# [Data to use]
## begin

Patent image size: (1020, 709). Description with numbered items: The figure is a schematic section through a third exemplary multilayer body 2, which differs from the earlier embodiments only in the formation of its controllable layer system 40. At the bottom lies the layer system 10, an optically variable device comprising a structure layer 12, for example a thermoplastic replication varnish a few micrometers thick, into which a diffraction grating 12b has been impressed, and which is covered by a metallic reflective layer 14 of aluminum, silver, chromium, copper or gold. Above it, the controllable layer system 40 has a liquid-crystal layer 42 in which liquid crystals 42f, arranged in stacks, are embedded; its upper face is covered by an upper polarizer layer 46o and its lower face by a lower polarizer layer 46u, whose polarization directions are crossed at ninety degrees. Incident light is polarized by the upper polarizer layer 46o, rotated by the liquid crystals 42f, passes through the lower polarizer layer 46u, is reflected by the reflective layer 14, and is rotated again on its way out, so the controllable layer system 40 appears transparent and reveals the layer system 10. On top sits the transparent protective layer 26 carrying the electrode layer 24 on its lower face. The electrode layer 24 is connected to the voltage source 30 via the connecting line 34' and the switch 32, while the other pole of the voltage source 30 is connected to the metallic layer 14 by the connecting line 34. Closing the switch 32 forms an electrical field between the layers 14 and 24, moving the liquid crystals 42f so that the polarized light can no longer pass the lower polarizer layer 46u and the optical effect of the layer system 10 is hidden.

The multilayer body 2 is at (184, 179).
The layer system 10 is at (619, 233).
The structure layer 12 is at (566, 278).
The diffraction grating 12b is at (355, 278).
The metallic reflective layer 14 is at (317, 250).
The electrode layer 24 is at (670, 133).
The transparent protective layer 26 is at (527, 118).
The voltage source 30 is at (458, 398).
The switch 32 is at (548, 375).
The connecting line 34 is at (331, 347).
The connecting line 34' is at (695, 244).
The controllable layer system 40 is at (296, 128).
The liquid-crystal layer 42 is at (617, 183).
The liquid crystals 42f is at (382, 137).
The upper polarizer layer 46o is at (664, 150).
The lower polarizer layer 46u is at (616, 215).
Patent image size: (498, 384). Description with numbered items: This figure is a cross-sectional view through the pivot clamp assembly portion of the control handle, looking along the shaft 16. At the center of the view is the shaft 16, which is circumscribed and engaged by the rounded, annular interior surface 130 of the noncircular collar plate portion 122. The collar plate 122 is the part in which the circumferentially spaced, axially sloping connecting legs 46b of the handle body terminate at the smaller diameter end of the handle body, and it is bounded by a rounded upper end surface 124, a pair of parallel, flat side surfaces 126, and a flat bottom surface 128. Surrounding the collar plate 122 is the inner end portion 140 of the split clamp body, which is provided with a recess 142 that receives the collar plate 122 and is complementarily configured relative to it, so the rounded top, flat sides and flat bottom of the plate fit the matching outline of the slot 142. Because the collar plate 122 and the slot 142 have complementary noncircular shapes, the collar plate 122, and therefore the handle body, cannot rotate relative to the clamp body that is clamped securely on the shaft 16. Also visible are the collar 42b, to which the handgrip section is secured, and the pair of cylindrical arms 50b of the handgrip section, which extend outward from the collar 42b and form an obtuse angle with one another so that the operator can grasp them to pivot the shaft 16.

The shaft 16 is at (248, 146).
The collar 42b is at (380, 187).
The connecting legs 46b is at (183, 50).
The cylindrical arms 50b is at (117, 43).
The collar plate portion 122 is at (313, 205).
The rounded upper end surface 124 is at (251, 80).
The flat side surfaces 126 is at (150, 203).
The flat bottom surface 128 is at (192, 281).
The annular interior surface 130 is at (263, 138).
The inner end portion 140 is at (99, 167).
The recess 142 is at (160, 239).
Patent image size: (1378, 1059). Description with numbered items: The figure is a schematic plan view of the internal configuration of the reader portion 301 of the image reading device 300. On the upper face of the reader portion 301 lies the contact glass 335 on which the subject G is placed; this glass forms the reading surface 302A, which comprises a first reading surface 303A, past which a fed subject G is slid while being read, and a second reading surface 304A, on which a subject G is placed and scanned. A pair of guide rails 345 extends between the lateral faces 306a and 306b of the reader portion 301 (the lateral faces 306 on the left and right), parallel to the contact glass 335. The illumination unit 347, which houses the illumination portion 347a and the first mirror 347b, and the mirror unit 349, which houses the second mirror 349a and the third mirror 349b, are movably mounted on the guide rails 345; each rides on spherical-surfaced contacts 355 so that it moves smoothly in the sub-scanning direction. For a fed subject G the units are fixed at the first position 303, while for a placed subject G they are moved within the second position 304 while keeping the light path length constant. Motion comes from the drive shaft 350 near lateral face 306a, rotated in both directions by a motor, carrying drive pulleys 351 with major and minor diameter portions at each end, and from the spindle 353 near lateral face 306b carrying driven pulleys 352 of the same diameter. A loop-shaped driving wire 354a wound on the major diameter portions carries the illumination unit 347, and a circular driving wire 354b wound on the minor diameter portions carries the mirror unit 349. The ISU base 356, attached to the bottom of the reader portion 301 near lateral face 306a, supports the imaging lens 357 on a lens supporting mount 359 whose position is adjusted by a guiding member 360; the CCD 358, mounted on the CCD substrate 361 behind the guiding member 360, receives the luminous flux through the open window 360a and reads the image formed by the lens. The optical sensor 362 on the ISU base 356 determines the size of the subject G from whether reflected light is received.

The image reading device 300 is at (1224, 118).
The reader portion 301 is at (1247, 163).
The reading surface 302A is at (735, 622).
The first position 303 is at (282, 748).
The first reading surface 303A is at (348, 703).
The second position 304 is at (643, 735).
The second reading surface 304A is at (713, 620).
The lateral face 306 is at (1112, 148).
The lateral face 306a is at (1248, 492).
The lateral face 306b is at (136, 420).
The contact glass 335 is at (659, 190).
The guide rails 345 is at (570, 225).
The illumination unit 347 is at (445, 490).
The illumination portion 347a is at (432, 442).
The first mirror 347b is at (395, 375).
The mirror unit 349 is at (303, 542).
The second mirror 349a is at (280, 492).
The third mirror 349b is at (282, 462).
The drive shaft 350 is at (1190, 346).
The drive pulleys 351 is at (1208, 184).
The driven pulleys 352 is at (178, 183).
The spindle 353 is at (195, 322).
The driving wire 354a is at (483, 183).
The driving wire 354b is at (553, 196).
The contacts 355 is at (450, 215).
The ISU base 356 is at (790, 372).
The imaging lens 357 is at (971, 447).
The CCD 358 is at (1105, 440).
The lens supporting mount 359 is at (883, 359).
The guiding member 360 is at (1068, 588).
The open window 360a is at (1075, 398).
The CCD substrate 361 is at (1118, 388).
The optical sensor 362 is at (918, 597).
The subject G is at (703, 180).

## end
## begin

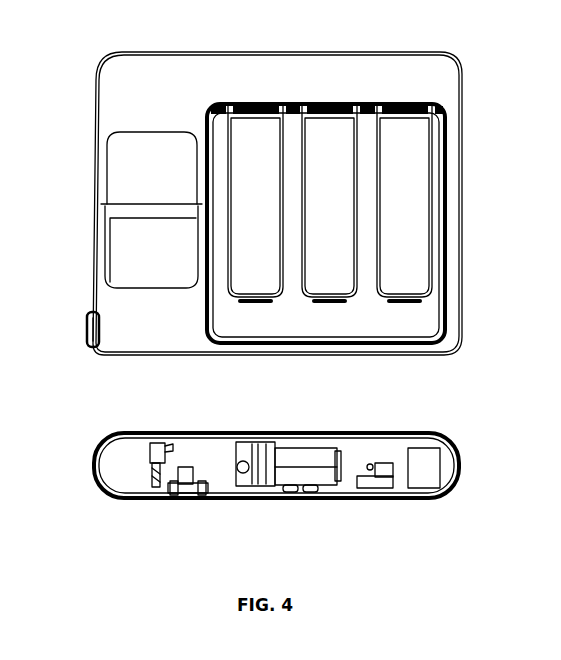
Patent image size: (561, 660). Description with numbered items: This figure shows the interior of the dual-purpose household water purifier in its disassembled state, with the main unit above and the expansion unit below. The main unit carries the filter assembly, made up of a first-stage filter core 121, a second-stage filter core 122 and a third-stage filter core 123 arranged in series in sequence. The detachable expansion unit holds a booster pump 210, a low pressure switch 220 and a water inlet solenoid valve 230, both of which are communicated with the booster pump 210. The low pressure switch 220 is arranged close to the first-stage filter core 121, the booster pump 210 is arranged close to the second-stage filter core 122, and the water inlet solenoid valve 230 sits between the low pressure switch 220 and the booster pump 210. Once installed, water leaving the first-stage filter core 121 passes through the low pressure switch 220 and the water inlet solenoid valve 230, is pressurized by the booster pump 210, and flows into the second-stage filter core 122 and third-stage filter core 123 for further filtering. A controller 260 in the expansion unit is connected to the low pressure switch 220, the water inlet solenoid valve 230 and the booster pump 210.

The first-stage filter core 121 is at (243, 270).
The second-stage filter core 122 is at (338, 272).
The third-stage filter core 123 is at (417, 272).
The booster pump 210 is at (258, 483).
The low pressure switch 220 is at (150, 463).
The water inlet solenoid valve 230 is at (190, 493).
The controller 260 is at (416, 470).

## end

# [Goal]
Reproduce the data from the line containing "Patent image size: (498, 384)." through the line containing "The shaft 16 is at (248, 146).", substituting "operating handle" for "control handle" and leaving all else unchanged; return only those lines.

# [Full response]
Patent image size: (498, 384). Description with numbered items: This figure is a cross-sectional view through the pivot clamp assembly portion of the operating handle, looking along the shaft 16. At the center of the view is the shaft 16, which is circumscribed and engaged by the rounded, annular interior surface 130 of the noncircular collar plate portion 122. The collar plate 122 is the part in which the circumferentially spaced, axially sloping connecting legs 46b of the handle body terminate at the smaller diameter end of the handle body, and it is bounded by a rounded upper end surface 124, a pair of parallel, flat side surfaces 126, and a flat bottom surface 128. Surrounding the collar plate 122 is the inner end portion 140 of the split clamp body, which is provided with a recess 142 that receives the collar plate 122 and is complementarily configured relative to it, so the rounded top, flat sides and flat bottom of the plate fit the matching outline of the slot 142. Because the collar plate 122 and the slot 142 have complementary noncircular shapes, the collar plate 122, and therefore the handle body, cannot rotate relative to the clamp body that is clamped securely on the shaft 16. Also visible are the collar 42b, to which the handgrip section is secured, and the pair of cylindrical arms 50b of the handgrip section, which extend outward from the collar 42b and form an obtuse angle with one another so that the operator can grasp them to pivot the shaft 16.

The shaft 16 is at (248, 146).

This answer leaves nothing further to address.